June 30, 2020 / 8:31 AM / 5 days ago

Airbus to cut 15,000 jobs to survive coronavirus crisis

TOULOUSE, France/PARIS (Reuters) - Airbus is cutting 15,000 jobs within a year, including 900 already earmarked in Germany, saying its future is at stake after the coronavirus outbreak paralysed air travel.

The logo of Airbus is pictured at the entrance of the Airbus facility in Bouguenais, near Nantes, France, June 30, 2020. REUTERS/Stephane Mahe

Airbus is moving swiftly to counter damage caused by a 40% slump in its 55-billion-euro ($61.8 billion) jet business following the pandemic, balancing belt-tightening against aid offered by European governments and future priorities.

But it faces tough talks with governments as well as unions, which immediately pledged to fight compulsory redundancies. A 2008 restructuring triggered rare strikes and protests.
= = = = = = =
→ **Work order 1**
In the Airbus article, how many jobs is Airbus cutting within a year?
→ **Work order 2**
Repeat everything in the Airbus article from "Airbus is moving" down to "strikes and protests.".
→ **Work order 3**
Go on with the article about Airbus job cuts, picking up after its final sentence.

→ **Information provided**
= = = = = = =
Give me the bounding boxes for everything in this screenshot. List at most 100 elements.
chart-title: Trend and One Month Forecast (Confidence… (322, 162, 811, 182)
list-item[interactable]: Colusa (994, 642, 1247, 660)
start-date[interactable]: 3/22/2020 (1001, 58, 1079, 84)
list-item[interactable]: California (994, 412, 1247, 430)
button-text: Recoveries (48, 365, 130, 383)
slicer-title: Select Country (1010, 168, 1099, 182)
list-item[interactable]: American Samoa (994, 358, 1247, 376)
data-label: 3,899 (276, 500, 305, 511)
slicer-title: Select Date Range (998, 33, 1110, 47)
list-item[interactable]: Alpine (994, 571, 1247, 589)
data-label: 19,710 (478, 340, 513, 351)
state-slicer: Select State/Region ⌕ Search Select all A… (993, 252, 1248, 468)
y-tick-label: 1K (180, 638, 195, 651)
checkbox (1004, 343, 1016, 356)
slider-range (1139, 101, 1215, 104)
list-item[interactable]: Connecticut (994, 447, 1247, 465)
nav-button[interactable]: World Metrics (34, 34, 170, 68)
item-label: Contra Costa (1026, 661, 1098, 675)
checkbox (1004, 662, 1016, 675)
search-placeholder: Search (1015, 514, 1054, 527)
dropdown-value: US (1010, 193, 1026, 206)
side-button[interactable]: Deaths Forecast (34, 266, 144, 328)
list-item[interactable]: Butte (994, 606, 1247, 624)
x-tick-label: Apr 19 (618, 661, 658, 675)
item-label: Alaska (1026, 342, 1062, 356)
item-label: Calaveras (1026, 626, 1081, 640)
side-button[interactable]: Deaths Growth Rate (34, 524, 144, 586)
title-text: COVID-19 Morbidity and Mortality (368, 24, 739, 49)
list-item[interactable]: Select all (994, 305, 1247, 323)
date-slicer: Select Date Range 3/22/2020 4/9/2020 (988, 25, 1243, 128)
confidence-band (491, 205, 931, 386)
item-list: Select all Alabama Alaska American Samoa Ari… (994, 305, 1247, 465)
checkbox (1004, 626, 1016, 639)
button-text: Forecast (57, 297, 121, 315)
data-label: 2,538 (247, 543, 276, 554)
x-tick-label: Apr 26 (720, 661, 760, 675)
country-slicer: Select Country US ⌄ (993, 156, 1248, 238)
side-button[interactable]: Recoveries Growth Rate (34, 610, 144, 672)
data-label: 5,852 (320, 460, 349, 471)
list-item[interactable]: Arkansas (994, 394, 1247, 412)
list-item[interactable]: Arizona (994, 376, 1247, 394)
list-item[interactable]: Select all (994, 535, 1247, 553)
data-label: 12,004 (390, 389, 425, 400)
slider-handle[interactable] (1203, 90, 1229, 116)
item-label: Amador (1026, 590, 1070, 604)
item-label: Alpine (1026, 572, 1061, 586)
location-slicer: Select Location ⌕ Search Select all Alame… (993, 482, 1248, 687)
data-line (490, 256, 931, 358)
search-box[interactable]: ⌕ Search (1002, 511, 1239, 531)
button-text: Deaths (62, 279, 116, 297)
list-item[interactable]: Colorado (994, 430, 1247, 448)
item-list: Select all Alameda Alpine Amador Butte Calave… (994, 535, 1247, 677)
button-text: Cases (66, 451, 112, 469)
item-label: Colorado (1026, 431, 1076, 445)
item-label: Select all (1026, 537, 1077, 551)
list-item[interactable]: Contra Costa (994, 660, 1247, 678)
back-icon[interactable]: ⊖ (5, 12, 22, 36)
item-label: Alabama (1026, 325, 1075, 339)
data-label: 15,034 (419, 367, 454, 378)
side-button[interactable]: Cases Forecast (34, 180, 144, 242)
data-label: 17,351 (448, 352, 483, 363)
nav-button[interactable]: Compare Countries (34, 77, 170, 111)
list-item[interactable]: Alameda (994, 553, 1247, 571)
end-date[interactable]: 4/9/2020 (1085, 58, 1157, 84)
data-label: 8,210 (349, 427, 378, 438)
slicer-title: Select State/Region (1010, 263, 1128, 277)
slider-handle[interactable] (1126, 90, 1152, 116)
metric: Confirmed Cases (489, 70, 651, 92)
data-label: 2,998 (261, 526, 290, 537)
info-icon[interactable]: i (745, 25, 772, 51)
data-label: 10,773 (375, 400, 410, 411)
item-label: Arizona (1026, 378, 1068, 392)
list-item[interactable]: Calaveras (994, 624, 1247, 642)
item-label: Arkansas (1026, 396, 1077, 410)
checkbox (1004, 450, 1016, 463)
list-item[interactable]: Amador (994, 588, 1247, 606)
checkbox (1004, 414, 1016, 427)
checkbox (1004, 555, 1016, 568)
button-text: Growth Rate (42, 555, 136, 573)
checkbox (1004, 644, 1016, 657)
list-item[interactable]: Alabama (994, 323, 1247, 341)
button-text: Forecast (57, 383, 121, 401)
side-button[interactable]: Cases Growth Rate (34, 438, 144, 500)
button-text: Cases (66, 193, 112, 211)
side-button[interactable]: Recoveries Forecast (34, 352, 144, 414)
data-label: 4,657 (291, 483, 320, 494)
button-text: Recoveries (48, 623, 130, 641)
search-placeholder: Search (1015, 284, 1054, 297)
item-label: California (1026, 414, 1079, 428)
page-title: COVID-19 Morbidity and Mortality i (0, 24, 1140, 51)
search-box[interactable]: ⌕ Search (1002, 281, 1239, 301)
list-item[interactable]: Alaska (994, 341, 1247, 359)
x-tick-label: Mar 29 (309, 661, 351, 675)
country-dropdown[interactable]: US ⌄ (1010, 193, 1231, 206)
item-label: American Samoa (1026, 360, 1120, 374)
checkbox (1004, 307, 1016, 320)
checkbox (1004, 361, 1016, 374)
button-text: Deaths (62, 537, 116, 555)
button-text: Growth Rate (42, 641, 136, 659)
= = = = = = =
→ **Task output 1**
15,000 jobs.

→ **Task output 2**
Airbus is moving swiftly to counter damage caused by a 40% slump in its 55-billion-euro ($61.8 billion) jet business following the pandemic, balancing belt-tightening against aid offered by European governments and future priorities.

But it faces tough talks with governments as well as unions, which immediately pledged to fight compulsory redundancies. A 2008 restructuring triggered rare strikes and protests.

→ **Task output 3**
“It’s going to be a mighty battle to save jobs,” said Francoise Vallin of the CFE-CGC union.

Europe’s biggest aerospace group said it would cut 5,000 posts in France, 5,100 in Germany, 900 in Spain, 1,700 in the UK, and 1,300 elsewhere by mid-2021, for a core total of 14,000.

The broader tally includes another 900 job cuts planned before the crisis at its Premium AEROTEC unit in Germany.

On June 3, Reuters reported reduced jet output pointed to cuts of 14,000 full-time posts. Earlier on Tuesday, French union sources predicted 15,000 cuts in total.

Britain’s Unite union called the measures “industrial vandalism.” France’s hard-left Force Ouvriere union and others said they would oppose mandatory cuts.

There was immediate political pushback in France, where the government of President Emmanuel Macron this month announced a 15-billion-euro support package for aviation.

“The number of job cuts announced by Airbus is excessive. We expect Airbus to fully use instruments put in place by the government to reduce job cuts,” a finance ministry source said.

Airbus refused to exclude sackings, but said it would first seek voluntary departures, early retirements and other measures. It wants to start implementing cuts this autumn and complete them next summer - a brisk deadline for such plans in Europe.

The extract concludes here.